#### Items listed in a dataset:
▼

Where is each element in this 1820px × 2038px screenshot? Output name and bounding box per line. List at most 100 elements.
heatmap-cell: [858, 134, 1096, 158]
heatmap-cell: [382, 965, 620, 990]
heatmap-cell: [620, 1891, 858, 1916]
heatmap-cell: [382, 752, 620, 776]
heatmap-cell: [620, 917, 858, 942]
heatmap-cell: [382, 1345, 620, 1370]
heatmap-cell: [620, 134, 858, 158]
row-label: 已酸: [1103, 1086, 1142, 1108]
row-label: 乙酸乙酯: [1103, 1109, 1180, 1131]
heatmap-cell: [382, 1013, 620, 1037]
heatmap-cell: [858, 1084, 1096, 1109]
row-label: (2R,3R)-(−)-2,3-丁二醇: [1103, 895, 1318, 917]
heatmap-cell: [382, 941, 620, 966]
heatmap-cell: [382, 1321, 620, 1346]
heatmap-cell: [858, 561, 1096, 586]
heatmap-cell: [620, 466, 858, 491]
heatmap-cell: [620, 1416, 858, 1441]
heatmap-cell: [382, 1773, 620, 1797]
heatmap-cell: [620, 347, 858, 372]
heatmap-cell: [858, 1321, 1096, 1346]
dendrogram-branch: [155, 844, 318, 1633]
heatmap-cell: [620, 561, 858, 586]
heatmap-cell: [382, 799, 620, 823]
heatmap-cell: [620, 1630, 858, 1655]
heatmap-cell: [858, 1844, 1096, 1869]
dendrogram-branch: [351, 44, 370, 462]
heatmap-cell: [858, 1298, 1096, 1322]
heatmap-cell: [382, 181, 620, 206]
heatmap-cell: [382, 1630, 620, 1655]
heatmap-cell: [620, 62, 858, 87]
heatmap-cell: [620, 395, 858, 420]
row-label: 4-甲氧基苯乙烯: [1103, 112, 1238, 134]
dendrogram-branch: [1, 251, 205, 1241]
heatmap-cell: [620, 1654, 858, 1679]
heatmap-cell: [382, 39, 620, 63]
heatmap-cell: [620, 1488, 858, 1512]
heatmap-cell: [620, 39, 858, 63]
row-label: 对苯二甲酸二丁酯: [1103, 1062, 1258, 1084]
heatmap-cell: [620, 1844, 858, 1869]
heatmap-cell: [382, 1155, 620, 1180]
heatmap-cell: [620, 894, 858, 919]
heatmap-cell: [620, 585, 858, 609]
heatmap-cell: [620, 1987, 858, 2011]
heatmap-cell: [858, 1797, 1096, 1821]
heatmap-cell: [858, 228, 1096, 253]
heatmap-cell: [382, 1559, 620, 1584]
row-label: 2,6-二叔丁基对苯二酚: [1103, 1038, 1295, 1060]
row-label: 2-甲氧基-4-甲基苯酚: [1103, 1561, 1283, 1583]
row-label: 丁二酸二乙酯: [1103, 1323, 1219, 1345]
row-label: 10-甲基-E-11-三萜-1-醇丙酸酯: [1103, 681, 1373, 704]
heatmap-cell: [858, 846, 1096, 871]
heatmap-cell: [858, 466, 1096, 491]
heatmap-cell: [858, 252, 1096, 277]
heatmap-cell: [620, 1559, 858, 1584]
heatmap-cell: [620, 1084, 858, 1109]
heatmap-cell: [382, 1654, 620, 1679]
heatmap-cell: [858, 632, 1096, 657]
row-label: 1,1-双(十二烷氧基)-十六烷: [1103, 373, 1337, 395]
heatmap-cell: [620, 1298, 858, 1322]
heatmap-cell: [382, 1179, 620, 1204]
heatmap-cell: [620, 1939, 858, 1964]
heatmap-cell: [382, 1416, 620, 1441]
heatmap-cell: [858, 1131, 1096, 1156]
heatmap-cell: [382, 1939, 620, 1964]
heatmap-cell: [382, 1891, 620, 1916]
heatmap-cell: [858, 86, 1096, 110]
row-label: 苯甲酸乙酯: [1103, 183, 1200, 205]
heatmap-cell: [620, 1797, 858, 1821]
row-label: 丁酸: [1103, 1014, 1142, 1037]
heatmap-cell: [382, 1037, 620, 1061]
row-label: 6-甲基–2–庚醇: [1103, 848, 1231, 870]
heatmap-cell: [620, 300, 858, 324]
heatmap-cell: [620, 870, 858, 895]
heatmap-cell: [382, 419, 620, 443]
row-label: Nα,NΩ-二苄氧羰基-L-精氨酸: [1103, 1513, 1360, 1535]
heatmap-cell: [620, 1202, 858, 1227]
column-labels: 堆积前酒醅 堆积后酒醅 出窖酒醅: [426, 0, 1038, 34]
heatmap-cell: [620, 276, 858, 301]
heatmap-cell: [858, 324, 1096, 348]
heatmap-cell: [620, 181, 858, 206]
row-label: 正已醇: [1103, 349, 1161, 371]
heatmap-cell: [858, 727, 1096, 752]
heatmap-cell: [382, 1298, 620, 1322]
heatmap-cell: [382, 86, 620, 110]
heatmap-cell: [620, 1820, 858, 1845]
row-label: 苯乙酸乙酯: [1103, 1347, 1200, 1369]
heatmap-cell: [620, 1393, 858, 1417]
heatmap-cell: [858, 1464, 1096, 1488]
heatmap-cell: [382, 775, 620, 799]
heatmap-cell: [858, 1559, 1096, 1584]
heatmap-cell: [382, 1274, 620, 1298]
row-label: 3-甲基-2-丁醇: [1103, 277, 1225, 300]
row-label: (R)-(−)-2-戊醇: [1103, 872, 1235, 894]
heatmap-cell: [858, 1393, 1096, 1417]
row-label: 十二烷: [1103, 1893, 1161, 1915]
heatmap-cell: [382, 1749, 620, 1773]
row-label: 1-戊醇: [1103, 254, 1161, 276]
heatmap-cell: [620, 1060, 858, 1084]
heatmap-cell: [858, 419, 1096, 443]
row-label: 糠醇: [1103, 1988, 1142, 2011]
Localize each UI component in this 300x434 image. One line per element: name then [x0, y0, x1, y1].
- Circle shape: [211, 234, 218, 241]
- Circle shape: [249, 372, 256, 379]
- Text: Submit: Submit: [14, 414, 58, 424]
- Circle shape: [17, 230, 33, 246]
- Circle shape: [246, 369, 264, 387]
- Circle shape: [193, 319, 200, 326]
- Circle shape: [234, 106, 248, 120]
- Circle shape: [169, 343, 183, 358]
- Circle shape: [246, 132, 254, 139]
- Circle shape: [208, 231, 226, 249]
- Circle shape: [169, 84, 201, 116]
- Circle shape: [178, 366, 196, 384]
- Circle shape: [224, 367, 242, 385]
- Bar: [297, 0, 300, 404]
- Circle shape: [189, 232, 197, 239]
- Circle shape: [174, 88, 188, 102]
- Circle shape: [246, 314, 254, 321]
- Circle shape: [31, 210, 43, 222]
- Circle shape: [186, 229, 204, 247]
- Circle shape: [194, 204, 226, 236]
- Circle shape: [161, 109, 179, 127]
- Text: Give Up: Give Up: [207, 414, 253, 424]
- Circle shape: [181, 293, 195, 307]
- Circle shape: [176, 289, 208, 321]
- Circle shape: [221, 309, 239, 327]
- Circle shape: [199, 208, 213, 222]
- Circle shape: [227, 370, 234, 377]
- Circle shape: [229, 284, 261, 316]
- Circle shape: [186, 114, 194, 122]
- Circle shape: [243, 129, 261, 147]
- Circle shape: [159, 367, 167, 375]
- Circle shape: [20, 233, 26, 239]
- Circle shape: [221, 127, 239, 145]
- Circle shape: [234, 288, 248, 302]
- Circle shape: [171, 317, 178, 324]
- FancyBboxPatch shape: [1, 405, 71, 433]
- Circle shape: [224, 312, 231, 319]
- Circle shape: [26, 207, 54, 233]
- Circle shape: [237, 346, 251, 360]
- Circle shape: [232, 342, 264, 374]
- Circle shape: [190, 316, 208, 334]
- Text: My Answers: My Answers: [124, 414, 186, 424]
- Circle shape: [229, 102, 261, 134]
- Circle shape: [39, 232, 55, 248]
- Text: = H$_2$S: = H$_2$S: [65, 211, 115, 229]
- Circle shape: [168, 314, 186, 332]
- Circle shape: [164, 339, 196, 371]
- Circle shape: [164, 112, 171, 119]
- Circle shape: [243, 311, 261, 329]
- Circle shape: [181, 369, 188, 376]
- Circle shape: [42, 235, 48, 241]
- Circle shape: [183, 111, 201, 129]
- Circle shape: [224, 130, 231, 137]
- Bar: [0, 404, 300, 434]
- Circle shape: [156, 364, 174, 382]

▲

#### SHORT TASK:
Print the lines of the material above exactly as they are, from the start of the material through the line that contains "heatmap-cell: [858, 846, 1096, 871]", with both ends included.

#### ANSWER TO THE PROBLEM:
Where is each element in this 1820px × 2038px screenshot? Output name and bounding box per line. List at most 100 elements.
heatmap-cell: [858, 134, 1096, 158]
heatmap-cell: [382, 965, 620, 990]
heatmap-cell: [620, 1891, 858, 1916]
heatmap-cell: [382, 752, 620, 776]
heatmap-cell: [620, 917, 858, 942]
heatmap-cell: [382, 1345, 620, 1370]
heatmap-cell: [620, 134, 858, 158]
row-label: 已酸: [1103, 1086, 1142, 1108]
row-label: 乙酸乙酯: [1103, 1109, 1180, 1131]
heatmap-cell: [382, 1013, 620, 1037]
heatmap-cell: [858, 1084, 1096, 1109]
row-label: (2R,3R)-(−)-2,3-丁二醇: [1103, 895, 1318, 917]
heatmap-cell: [382, 941, 620, 966]
heatmap-cell: [382, 1321, 620, 1346]
heatmap-cell: [858, 561, 1096, 586]
heatmap-cell: [620, 466, 858, 491]
heatmap-cell: [620, 1416, 858, 1441]
heatmap-cell: [382, 1773, 620, 1797]
heatmap-cell: [620, 347, 858, 372]
heatmap-cell: [858, 1321, 1096, 1346]
dendrogram-branch: [155, 844, 318, 1633]
heatmap-cell: [620, 561, 858, 586]
heatmap-cell: [382, 799, 620, 823]
heatmap-cell: [620, 1630, 858, 1655]
heatmap-cell: [858, 1844, 1096, 1869]
dendrogram-branch: [351, 44, 370, 462]
heatmap-cell: [858, 1298, 1096, 1322]
heatmap-cell: [382, 181, 620, 206]
heatmap-cell: [382, 1630, 620, 1655]
heatmap-cell: [620, 62, 858, 87]
heatmap-cell: [620, 395, 858, 420]
row-label: 4-甲氧基苯乙烯: [1103, 112, 1238, 134]
dendrogram-branch: [1, 251, 205, 1241]
heatmap-cell: [620, 1654, 858, 1679]
heatmap-cell: [382, 39, 620, 63]
heatmap-cell: [620, 1488, 858, 1512]
heatmap-cell: [620, 39, 858, 63]
row-label: 对苯二甲酸二丁酯: [1103, 1062, 1258, 1084]
heatmap-cell: [620, 1844, 858, 1869]
heatmap-cell: [382, 1155, 620, 1180]
heatmap-cell: [620, 894, 858, 919]
heatmap-cell: [620, 585, 858, 609]
heatmap-cell: [620, 1987, 858, 2011]
heatmap-cell: [858, 1797, 1096, 1821]
heatmap-cell: [858, 228, 1096, 253]
heatmap-cell: [382, 1559, 620, 1584]
row-label: 2,6-二叔丁基对苯二酚: [1103, 1038, 1295, 1060]
row-label: 2-甲氧基-4-甲基苯酚: [1103, 1561, 1283, 1583]
row-label: 丁二酸二乙酯: [1103, 1323, 1219, 1345]
row-label: 10-甲基-E-11-三萜-1-醇丙酸酯: [1103, 681, 1373, 704]
heatmap-cell: [858, 846, 1096, 871]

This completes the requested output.